• SELECTED PASSAGE:
+++++
Ridley Scott’s Biblical epic “Exodus: Gods and Kings” conquered the box office with a $24.5 million opening this weekend, and the Biblical epic got a big boost from faith-based moviegoers and 3D.
With Christian Bale starring as Moses and Joel Edgerton as Ramses, “Exodus” ended the three-week reign of the blockbuster “The Hunger Games: Mockingjay – Part 1.” But the debut wasn’t enough to reverse the recent downward spiral at the domestic box office.
The weekend was pretty much wholly Moses. Katniss and Co. finished a distant second with $13.2 million for Lionsgate and DreamWorks Animation’s “Penguins of Madagascar” was third with $7.3 million, according to estimates. The weekend’s other wide opener, Chris Rock’s R-rated comedy “Top Five,” was fourth with $7.2 million from just 979 theaters for Paramount.
+++++
Data taken from a collection
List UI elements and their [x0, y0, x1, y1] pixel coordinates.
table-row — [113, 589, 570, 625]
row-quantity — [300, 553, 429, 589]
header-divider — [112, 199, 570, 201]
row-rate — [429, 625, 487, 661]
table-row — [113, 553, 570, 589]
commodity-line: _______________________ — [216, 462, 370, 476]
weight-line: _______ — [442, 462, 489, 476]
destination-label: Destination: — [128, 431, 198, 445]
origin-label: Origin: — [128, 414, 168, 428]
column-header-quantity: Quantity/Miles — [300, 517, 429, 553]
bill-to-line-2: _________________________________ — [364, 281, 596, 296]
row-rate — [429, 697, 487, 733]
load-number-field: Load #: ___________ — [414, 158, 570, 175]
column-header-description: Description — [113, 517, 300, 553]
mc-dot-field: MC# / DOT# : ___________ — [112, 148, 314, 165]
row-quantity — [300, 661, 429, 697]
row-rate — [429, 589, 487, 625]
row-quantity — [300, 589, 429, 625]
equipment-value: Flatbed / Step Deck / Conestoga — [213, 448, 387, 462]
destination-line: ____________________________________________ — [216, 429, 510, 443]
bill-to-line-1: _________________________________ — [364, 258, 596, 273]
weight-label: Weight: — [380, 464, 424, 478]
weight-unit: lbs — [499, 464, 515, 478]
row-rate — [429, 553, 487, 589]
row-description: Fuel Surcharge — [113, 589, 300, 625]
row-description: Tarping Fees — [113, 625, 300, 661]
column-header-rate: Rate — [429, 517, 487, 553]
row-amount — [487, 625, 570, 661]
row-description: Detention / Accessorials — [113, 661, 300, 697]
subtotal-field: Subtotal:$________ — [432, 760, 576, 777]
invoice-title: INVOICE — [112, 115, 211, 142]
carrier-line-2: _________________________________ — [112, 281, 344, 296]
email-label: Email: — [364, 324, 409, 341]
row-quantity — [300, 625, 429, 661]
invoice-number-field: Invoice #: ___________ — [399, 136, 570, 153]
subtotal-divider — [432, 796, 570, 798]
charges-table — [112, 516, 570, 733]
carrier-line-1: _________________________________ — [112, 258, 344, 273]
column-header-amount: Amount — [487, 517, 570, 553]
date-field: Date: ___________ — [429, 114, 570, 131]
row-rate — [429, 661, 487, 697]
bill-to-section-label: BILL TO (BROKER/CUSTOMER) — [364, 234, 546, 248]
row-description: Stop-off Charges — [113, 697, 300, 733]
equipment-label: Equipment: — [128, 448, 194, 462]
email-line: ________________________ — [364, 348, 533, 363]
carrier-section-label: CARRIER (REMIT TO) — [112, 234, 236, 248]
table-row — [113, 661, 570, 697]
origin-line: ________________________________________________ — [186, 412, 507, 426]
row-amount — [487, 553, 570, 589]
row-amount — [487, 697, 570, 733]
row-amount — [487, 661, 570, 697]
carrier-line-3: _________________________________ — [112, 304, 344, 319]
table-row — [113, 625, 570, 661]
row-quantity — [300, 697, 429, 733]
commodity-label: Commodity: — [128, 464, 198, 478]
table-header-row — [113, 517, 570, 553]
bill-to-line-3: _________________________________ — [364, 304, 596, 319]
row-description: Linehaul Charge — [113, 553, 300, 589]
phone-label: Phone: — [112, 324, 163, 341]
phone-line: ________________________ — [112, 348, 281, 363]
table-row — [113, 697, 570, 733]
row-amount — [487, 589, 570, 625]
+++++
• LIST OF TASKS:
a) Give the box office report again from "The weekend was" to "theaters for Paramount.", switching "Katniss and Co." to "Katniss and company".
b) In the box office report, how many theaters was "Top Five" playing in?
c) Carry on the box office report from where it stops.

• RESPONSES BY TASK:
a)
The weekend was pretty much wholly Moses. Katniss and company finished a distant second with $13.2 million for Lionsgate and DreamWorks Animation’s “Penguins of Madagascar” was third with $7.3 million, according to estimates. The weekend’s other wide opener, Chris Rock’s R-rated comedy “Top Five,” was fourth with $7.2 million from just 979 theaters for Paramount.

b) 979 theaters

c)
All of that wasn’t enough to stop a skid at the overall box office, which has been slumping since November and is down nearly five percent from last year. This weekend was down a whopping 44 percent from the comparable frame last year, when “The Hobbit: The Desolation of Smaug” dominated with $73 million.
The opening for Twentieth Century Fox and Chernin Entertainment’s Old Testament epic is well under the $47 million that another Biblical epic, Paramount’s similarly pricey “Noah,” managed in March. The production budget on “Exodus” is $140 million.
Thirty percent of the audience for “Exodus” – which was 54 percent male and 65 percent over 25 years of age — identified themselves as “very religious,” so it connected with the faith-based crowd. Hispanics and African-Americans turned out too, with both making up between 18 and 20 percent of the crowd, suggesting that a controversy over the film’s all-white casting didn’t hurt much, if at all.
The effects-laden epic also scored big on 3D, providing a whopping 44 percent of the grosses, and Premium Large Format screens, which delivered 11 percent.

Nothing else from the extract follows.